GOAL:
Transcribe the records exactly. Pictures do not belong in the transcription.

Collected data
◆ ◆ ◆ ◆ ◆
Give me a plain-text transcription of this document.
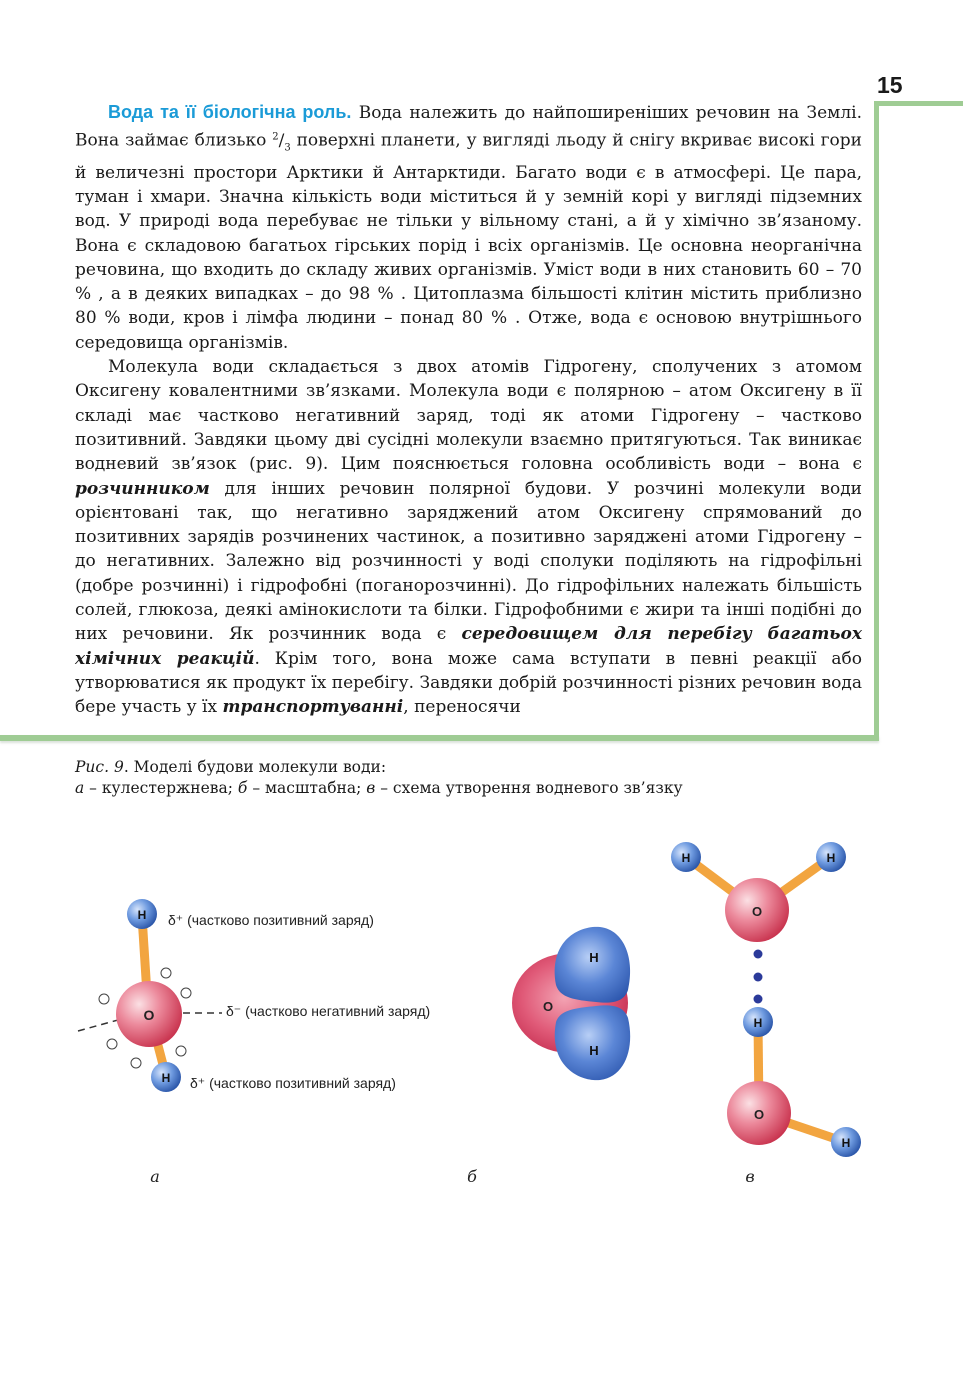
15

Вода та її біологічна роль. Вода належить до найпоширеніших речовин на Землі. Вона займає близько $^2/_3$ поверхні планети, у вигляді льоду й снігу вкриває високі гори й величезні простори Арктики й Антарктиди. Багато води є в атмосфері. Це пара, туман і хмари. Значна кількість води міститься й у земній корі у вигляді підземних вод. У природі вода перебуває не тільки у вільному стані, а й у хімічно зв’язаному. Вона є складовою багатьох гірських порід і всіх організмів. Це основна неорганічна речовина, що входить до складу живих організмів. Уміст води в них становить 60 – 70 % , а в деяких випадках – до 98 % . Цитоплазма більшості клітин містить приблизно 80 % води, кров і лімфа людини – понад 80 % . Отже, вода є основою внутрішнього середовища організмів.

Молекула води складається з двох атомів Гідрогену, сполучених з атомом Оксигену ковалентними зв’язками. Молекула води є полярною – атом Оксигену в її складі має частково негативний заряд, тоді як атоми Гідрогену – частково позитивний. Завдяки цьому дві сусідні молекули взаємно притягуються. Так виникає водневий зв’язок (рис. 9). Цим пояснюється головна особливість води – вона є розчинником для інших речовин полярної будови. У розчині молекули води орієнтовані так, що негативно заряджений атом Оксигену спрямований до позитивних зарядів розчинених частинок, а позитивно заряджені атоми Гідрогену – до негативних. Залежно від розчинності у воді сполуки поділяють на гідрофільні (добре розчинні) і гідрофобні (поганорозчинні). До гідрофільних належать більшість солей, глюкоза, деякі амінокислоти та білки. Гідрофобними є жири та інші подібні до них речовини. Як розчинник вода є середовищем для перебігу багатьох хімічних реакцій. Крім того, вона може сама вступати в певні реакції або утворюватися як продукт їх перебігу. Завдяки добрій розчинності різних речовин вода бере участь у їх транспортуванні, переносячи

Рис. 9. Моделі будови молекули води:
а – кулестержнева; б – масштабна; в – схема утворення водневого зв’язку
O
H
H
δ⁺ (частково позитивний заряд)
δ⁻ (частково негативний заряд)
δ⁺ (частково позитивний заряд)
а
O
H
H
б
O
H	H
H
O
H
в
◆ ◆ ◆ ◆ ◆
RESULT OF THIS EXERCISE:
Give me a plain-text transcription of this document.
15

Вода та її біологічна роль. Вода належить до найпоширеніших речовин на Землі. Вона займає близько $^2/_3$ поверхні планети, у вигляді льоду й снігу вкриває високі гори й величезні простори Арктики й Антарктиди. Багато води є в атмосфері. Це пара, туман і хмари. Значна кількість води міститься й у земній корі у вигляді підземних вод. У природі вода перебуває не тільки у вільному стані, а й у хімічно зв’язаному. Вона є складовою багатьох гірських порід і всіх організмів. Це основна неорганічна речовина, що входить до складу живих організмів. Уміст води в них становить 60 – 70 % , а в деяких випадках – до 98 % . Цитоплазма більшості клітин містить приблизно 80 % води, кров і лімфа людини – понад 80 % . Отже, вода є основою внутрішнього середовища організмів.

Молекула води складається з двох атомів Гідрогену, сполучених з атомом Оксигену ковалентними зв’язками. Молекула води є полярною – атом Оксигену в її складі має частково негативний заряд, тоді як атоми Гідрогену – частково позитивний. Завдяки цьому дві сусідні молекули взаємно притягуються. Так виникає водневий зв’язок (рис. 9). Цим пояснюється головна особливість води – вона є розчинником для інших речовин полярної будови. У розчині молекули води орієнтовані так, що негативно заряджений атом Оксигену спрямований до позитивних зарядів розчинених частинок, а позитивно заряджені атоми Гідрогену – до негативних. Залежно від розчинності у воді сполуки поділяють на гідрофільні (добре розчинні) і гідрофобні (поганорозчинні). До гідрофільних належать більшість солей, глюкоза, деякі амінокислоти та білки. Гідрофобними є жири та інші подібні до них речовини. Як розчинник вода є середовищем для перебігу багатьох хімічних реакцій. Крім того, вона може сама вступати в певні реакції або утворюватися як продукт їх перебігу. Завдяки добрій розчинності різних речовин вода бере участь у їх транспортуванні, переносячи

Рис. 9. Моделі будови молекули води:
а – кулестержнева; б – масштабна; в – схема утворення водневого зв’язку
O
H
H
δ⁺ (частково позитивний заряд)
δ⁻ (частково негативний заряд)
δ⁺ (частково позитивний заряд)
а
O
H
H
б
O
H	H
H
O
H
в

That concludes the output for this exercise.